+++ Record extracts
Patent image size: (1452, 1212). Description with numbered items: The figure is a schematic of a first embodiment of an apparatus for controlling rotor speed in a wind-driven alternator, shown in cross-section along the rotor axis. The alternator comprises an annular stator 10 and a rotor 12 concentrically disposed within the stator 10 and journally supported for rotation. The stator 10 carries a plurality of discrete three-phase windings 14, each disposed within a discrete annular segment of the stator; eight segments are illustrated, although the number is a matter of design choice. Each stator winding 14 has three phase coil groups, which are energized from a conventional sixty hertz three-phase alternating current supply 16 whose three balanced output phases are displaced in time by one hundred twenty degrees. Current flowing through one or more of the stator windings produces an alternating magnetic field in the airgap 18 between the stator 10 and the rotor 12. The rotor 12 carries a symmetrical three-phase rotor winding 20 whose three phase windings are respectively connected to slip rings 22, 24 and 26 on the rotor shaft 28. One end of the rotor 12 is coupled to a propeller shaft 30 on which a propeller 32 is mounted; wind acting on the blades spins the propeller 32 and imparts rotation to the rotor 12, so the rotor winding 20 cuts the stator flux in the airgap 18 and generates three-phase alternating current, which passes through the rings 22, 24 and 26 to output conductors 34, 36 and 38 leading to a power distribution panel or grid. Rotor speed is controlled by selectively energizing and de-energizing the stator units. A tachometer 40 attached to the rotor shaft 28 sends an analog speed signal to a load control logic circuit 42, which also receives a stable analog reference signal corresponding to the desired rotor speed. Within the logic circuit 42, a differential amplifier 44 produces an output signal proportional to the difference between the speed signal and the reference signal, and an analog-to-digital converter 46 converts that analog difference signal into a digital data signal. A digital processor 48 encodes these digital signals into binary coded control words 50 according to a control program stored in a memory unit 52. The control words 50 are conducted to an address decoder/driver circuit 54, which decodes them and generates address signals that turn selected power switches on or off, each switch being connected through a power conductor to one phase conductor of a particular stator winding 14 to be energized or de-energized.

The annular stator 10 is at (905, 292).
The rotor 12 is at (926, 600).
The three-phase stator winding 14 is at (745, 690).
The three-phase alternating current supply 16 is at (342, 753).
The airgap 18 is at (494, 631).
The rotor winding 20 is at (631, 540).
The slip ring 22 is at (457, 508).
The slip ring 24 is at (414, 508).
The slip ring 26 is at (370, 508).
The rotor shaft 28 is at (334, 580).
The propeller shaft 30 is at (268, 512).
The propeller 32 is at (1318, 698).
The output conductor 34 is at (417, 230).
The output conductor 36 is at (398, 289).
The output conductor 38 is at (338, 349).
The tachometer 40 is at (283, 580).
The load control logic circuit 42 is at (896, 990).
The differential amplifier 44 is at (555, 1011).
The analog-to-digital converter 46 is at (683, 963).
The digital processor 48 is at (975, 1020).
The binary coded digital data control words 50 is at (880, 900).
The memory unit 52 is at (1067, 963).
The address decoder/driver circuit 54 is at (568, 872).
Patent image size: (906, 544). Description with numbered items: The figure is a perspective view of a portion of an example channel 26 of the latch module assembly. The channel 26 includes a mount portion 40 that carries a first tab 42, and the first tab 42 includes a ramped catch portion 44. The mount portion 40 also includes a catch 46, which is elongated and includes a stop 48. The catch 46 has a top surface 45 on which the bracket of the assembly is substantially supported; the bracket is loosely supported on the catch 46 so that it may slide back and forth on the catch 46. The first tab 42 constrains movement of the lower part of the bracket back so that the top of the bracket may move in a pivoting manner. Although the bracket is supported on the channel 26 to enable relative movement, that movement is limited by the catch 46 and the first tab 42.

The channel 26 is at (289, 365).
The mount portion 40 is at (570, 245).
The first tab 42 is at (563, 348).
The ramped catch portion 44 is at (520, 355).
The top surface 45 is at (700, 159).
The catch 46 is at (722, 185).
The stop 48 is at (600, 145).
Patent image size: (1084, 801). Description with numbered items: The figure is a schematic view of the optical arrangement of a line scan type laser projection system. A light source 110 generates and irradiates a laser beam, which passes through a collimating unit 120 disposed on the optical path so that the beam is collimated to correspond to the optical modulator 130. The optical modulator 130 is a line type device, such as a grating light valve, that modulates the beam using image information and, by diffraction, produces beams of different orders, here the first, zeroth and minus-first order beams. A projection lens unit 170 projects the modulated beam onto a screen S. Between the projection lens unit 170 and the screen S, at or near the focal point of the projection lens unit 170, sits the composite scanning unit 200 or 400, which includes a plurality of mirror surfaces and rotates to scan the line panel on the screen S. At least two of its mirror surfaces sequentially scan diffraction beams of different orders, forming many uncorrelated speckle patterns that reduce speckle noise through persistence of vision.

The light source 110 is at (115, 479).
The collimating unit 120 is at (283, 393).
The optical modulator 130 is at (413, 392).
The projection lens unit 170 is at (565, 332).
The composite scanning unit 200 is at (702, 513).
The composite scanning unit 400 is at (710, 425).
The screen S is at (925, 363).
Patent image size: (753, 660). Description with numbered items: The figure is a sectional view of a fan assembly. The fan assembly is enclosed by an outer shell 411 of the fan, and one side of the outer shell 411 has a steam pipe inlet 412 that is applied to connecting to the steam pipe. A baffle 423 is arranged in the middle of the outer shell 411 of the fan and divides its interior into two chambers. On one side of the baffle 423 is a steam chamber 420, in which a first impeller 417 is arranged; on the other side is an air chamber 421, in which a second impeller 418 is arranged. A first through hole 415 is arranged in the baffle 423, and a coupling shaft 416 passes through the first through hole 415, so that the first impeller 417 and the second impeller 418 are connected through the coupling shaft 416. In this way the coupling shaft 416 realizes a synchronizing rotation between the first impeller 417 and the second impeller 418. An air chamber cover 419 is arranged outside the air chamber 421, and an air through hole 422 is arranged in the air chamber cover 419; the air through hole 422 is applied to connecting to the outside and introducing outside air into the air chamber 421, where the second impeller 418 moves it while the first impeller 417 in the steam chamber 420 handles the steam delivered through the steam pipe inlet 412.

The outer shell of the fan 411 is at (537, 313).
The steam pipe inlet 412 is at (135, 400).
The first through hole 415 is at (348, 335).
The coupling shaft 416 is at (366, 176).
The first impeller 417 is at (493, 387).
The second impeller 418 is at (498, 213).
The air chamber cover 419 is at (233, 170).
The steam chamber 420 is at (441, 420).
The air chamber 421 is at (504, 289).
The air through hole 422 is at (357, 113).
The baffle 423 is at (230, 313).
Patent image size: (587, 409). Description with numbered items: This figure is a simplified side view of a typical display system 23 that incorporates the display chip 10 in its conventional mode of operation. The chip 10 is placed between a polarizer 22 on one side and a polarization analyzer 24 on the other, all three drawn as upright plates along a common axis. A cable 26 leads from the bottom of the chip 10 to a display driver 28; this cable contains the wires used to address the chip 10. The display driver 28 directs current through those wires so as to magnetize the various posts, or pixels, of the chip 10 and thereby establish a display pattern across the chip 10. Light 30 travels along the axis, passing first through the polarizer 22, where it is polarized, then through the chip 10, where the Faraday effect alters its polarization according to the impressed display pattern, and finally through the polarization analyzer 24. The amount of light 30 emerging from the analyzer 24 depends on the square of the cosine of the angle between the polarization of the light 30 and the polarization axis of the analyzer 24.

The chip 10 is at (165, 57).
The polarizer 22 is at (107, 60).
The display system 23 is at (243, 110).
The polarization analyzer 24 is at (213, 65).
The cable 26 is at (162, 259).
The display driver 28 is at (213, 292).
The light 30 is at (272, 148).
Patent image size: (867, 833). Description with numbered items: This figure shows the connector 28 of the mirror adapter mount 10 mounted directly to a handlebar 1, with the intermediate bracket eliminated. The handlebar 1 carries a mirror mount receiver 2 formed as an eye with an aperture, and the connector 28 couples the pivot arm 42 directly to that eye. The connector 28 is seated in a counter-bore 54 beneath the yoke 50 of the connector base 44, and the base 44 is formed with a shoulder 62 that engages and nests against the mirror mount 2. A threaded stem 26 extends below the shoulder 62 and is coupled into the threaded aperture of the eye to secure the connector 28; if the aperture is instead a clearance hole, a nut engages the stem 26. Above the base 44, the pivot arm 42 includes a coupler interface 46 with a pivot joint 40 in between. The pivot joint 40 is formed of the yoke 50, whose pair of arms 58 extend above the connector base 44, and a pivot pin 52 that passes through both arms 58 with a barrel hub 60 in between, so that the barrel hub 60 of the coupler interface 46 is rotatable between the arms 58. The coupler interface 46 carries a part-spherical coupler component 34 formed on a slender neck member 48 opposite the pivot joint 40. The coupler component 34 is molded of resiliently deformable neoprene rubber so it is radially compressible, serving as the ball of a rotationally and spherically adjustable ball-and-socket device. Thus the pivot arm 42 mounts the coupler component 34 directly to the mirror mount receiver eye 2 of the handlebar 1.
++++++
▶ Directions for this task: Arrange the lines from the one containing "Patent image size: (587, 409)." through the one containing "The light 30 is at (272, 148)." as a Markdown table with the columns Row and Line, numbering the rows in order and leaving out blank lines.

▶ The solution:
| Row | Line |
|---|---|
| 1 | Patent image size: (587, 409). Description with numbered items: This figure is a simplified side view of a typical display system 23 that incorporates the display chip 10 in its conventional mode of operation. The chip 10 is placed between a polarizer 22 on one side and a polarization analyzer 24 on the other, all three drawn as upright plates along a common axis. A cable 26 leads from the bottom of the chip 10 to a display driver 28; this cable contains the wires used to address the chip 10. The display driver 28 directs current through those wires so as to magnetize the various posts, or pixels, of the chip 10 and thereby establish a display pattern across the chip 10. Light 30 travels along the axis, passing first through the polarizer 22, where it is polarized, then through the chip 10, where the Faraday effect alters its polarization according to the impressed display pattern, and finally through the polarization analyzer 24. The amount of light 30 emerging from the analyzer 24 depends on the square of the cosine of the angle between the polarization of the light 30 and the polarization axis of the analyzer 24. |
| 2 | The chip 10 is at (165, 57). |
| 3 | The polarizer 22 is at (107, 60). |
| 4 | The display system 23 is at (243, 110). |
| 5 | The polarization analyzer 24 is at (213, 65). |
| 6 | The cable 26 is at (162, 259). |
| 7 | The display driver 28 is at (213, 292). |
| 8 | The light 30 is at (272, 148). |